= Exercise =
Extract the text of every entry below exactly; leave images out.

= Data entries =
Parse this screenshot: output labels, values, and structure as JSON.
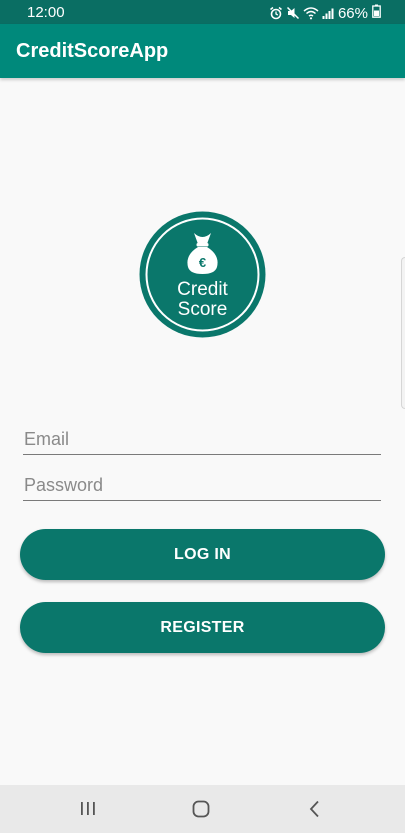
{
  "status_bar": {
    "time": "12:00",
    "battery": "66%",
    "icons": [
      "alarm-icon",
      "mute-icon",
      "wifi-icon",
      "signal-icon",
      "battery-icon"
    ]
  },
  "app_bar": {
    "title": "CreditScoreApp"
  },
  "logo": {
    "line1": "Credit",
    "line2": "Score",
    "bag_symbol": "€",
    "color": "#0a776b"
  },
  "form": {
    "email_placeholder": "Email",
    "email_value": "",
    "password_placeholder": "Password",
    "password_value": ""
  },
  "buttons": {
    "login_label": "LOG IN",
    "register_label": "REGISTER"
  },
  "nav_bar": {
    "icons": [
      "recents-icon",
      "home-icon",
      "back-icon"
    ]
  },
  "colors": {
    "primary": "#00897b",
    "primary_dark": "#0a6e63",
    "button": "#0a776b",
    "background": "#f9f9f9"
  }
}
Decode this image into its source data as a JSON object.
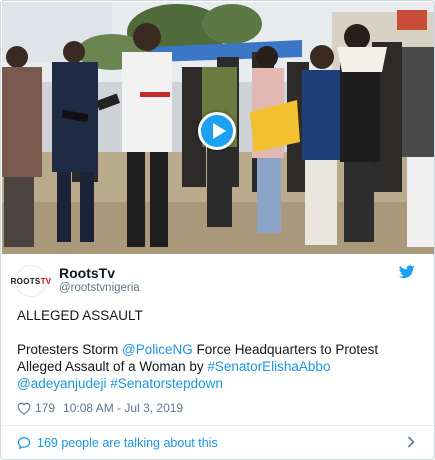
{
  "author": {
    "display_name": "RootsTv",
    "handle": "@rootstvnigeria",
    "avatar_text_a": "ROOTS",
    "avatar_text_b": "TV"
  },
  "tweet": {
    "line1": "ALLEGED ASSAULT",
    "body_prefix": "Protesters Storm ",
    "mention_police": "@PoliceNG",
    "body_mid": " Force Headquarters to Protest Alleged Assault of a Woman by ",
    "hashtag_senator": "#SenatorElishaAbbo",
    "mention_user": "@adeyanjudeji",
    "hashtag_stepdown": "#Senatorstepdown"
  },
  "meta": {
    "likes": "179",
    "timestamp": "10:08 AM - Jul 3, 2019"
  },
  "footer": {
    "conversation_label": "169 people are talking about this"
  },
  "colors": {
    "accent": "#1da1f2",
    "link": "#1b95e0",
    "muted": "#657786"
  },
  "icons": [
    "play-icon",
    "twitter-bird-icon",
    "heart-icon",
    "reply-icon",
    "chevron-right-icon"
  ]
}
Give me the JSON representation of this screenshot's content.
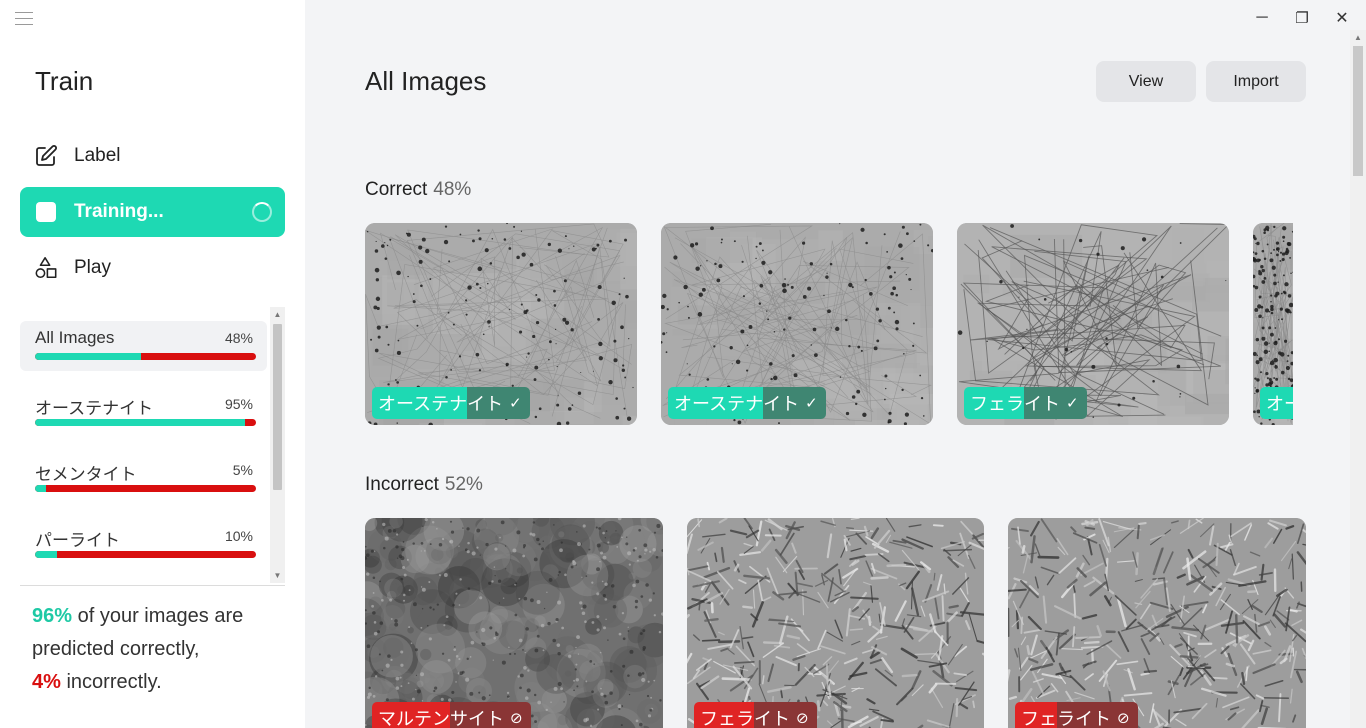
{
  "sidebar": {
    "title": "Train",
    "nav": [
      {
        "label": "Label",
        "icon": "pencil-square-icon"
      },
      {
        "label": "Training...",
        "icon": "training-square-icon",
        "active": true
      },
      {
        "label": "Play",
        "icon": "shapes-icon"
      }
    ],
    "categories": [
      {
        "name": "All Images",
        "percent_label": "48%",
        "correct_fraction": 0.48,
        "selected": true
      },
      {
        "name": "オーステナイト",
        "percent_label": "95%",
        "correct_fraction": 0.95
      },
      {
        "name": "セメンタイト",
        "percent_label": "5%",
        "correct_fraction": 0.05
      },
      {
        "name": "パーライト",
        "percent_label": "10%",
        "correct_fraction": 0.1
      }
    ],
    "summary": {
      "good_pct": "96%",
      "good_text": " of your images are predicted correctly,",
      "bad_pct": "4%",
      "bad_text": " incorrectly."
    }
  },
  "main": {
    "title": "All Images",
    "buttons": {
      "view": "View",
      "import": "Import"
    },
    "correct": {
      "label": "Correct",
      "percent": "48%",
      "images": [
        {
          "tag_a": "オーステナ",
          "tag_b": "イト",
          "status_icon": "✓"
        },
        {
          "tag_a": "オーステナ",
          "tag_b": "イト",
          "status_icon": "✓"
        },
        {
          "tag_a": "フェラ",
          "tag_b": "イト",
          "status_icon": "✓"
        },
        {
          "tag_a": "オー",
          "tag_b": "",
          "status_icon": ""
        }
      ]
    },
    "incorrect": {
      "label": "Incorrect",
      "percent": "52%",
      "images": [
        {
          "tag_a": "マルテン",
          "tag_b": "サイト",
          "status_icon": "⊘"
        },
        {
          "tag_a": "フェラ",
          "tag_b": "イト",
          "status_icon": "⊘"
        },
        {
          "tag_a": "フェ",
          "tag_b": "ライト",
          "status_icon": "⊘"
        }
      ]
    }
  },
  "window": {
    "minimize": "─",
    "restore": "❐",
    "close": "✕"
  },
  "colors": {
    "accent": "#1ed9b3",
    "error": "#d90f0f"
  }
}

= Answer for this exercise =
Parse this screenshot: output labels, values, and structure as JSON.
{
  "status_bar": {
    "time": "12:00",
    "battery": "66%",
    "icons": [
      "alarm-icon",
      "mute-icon",
      "wifi-icon",
      "signal-icon",
      "battery-icon"
    ]
  },
  "app_bar": {
    "title": "CreditScoreApp"
  },
  "logo": {
    "line1": "Credit",
    "line2": "Score",
    "bag_symbol": "€",
    "color": "#0a776b"
  },
  "form": {
    "email_placeholder": "Email",
    "email_value": "",
    "password_placeholder": "Password",
    "password_value": ""
  },
  "buttons": {
    "login_label": "LOG IN",
    "register_label": "REGISTER"
  },
  "nav_bar": {
    "icons": [
      "recents-icon",
      "home-icon",
      "back-icon"
    ]
  },
  "colors": {
    "primary": "#00897b",
    "primary_dark": "#0a6e63",
    "button": "#0a776b",
    "background": "#f9f9f9"
  }
}
Decode this image into its source data as a JSON object.
{
  "author": {
    "display_name": "RootsTv",
    "handle": "@rootstvnigeria",
    "avatar_text_a": "ROOTS",
    "avatar_text_b": "TV"
  },
  "tweet": {
    "line1": "ALLEGED ASSAULT",
    "body_prefix": "Protesters Storm ",
    "mention_police": "@PoliceNG",
    "body_mid": " Force Headquarters to Protest Alleged Assault of a Woman by ",
    "hashtag_senator": "#SenatorElishaAbbo",
    "mention_user": "@adeyanjudeji",
    "hashtag_stepdown": "#Senatorstepdown"
  },
  "meta": {
    "likes": "179",
    "timestamp": "10:08 AM - Jul 3, 2019"
  },
  "footer": {
    "conversation_label": "169 people are talking about this"
  },
  "colors": {
    "accent": "#1da1f2",
    "link": "#1b95e0",
    "muted": "#657786"
  },
  "icons": [
    "play-icon",
    "twitter-bird-icon",
    "heart-icon",
    "reply-icon",
    "chevron-right-icon"
  ]
}
Give me the JSON representation of this screenshot's content.
{
  "sidebar": {
    "title": "Train",
    "nav": [
      {
        "label": "Label",
        "icon": "pencil-square-icon"
      },
      {
        "label": "Training...",
        "icon": "training-square-icon",
        "active": true
      },
      {
        "label": "Play",
        "icon": "shapes-icon"
      }
    ],
    "categories": [
      {
        "name": "All Images",
        "percent_label": "48%",
        "correct_fraction": 0.48,
        "selected": true
      },
      {
        "name": "オーステナイト",
        "percent_label": "95%",
        "correct_fraction": 0.95
      },
      {
        "name": "セメンタイト",
        "percent_label": "5%",
        "correct_fraction": 0.05
      },
      {
        "name": "パーライト",
        "percent_label": "10%",
        "correct_fraction": 0.1
      }
    ],
    "summary": {
      "good_pct": "96%",
      "good_text": " of your images are predicted correctly,",
      "bad_pct": "4%",
      "bad_text": " incorrectly."
    }
  },
  "main": {
    "title": "All Images",
    "buttons": {
      "view": "View",
      "import": "Import"
    },
    "correct": {
      "label": "Correct",
      "percent": "48%",
      "images": [
        {
          "tag_a": "オーステナ",
          "tag_b": "イト",
          "status_icon": "✓"
        },
        {
          "tag_a": "オーステナ",
          "tag_b": "イト",
          "status_icon": "✓"
        },
        {
          "tag_a": "フェラ",
          "tag_b": "イト",
          "status_icon": "✓"
        },
        {
          "tag_a": "オー",
          "tag_b": "",
          "status_icon": ""
        }
      ]
    },
    "incorrect": {
      "label": "Incorrect",
      "percent": "52%",
      "images": [
        {
          "tag_a": "マルテン",
          "tag_b": "サイト",
          "status_icon": "⊘"
        },
        {
          "tag_a": "フェラ",
          "tag_b": "イト",
          "status_icon": "⊘"
        },
        {
          "tag_a": "フェ",
          "tag_b": "ライト",
          "status_icon": "⊘"
        }
      ]
    }
  },
  "window": {
    "minimize": "─",
    "restore": "❐",
    "close": "✕"
  },
  "colors": {
    "accent": "#1ed9b3",
    "error": "#d90f0f"
  }
}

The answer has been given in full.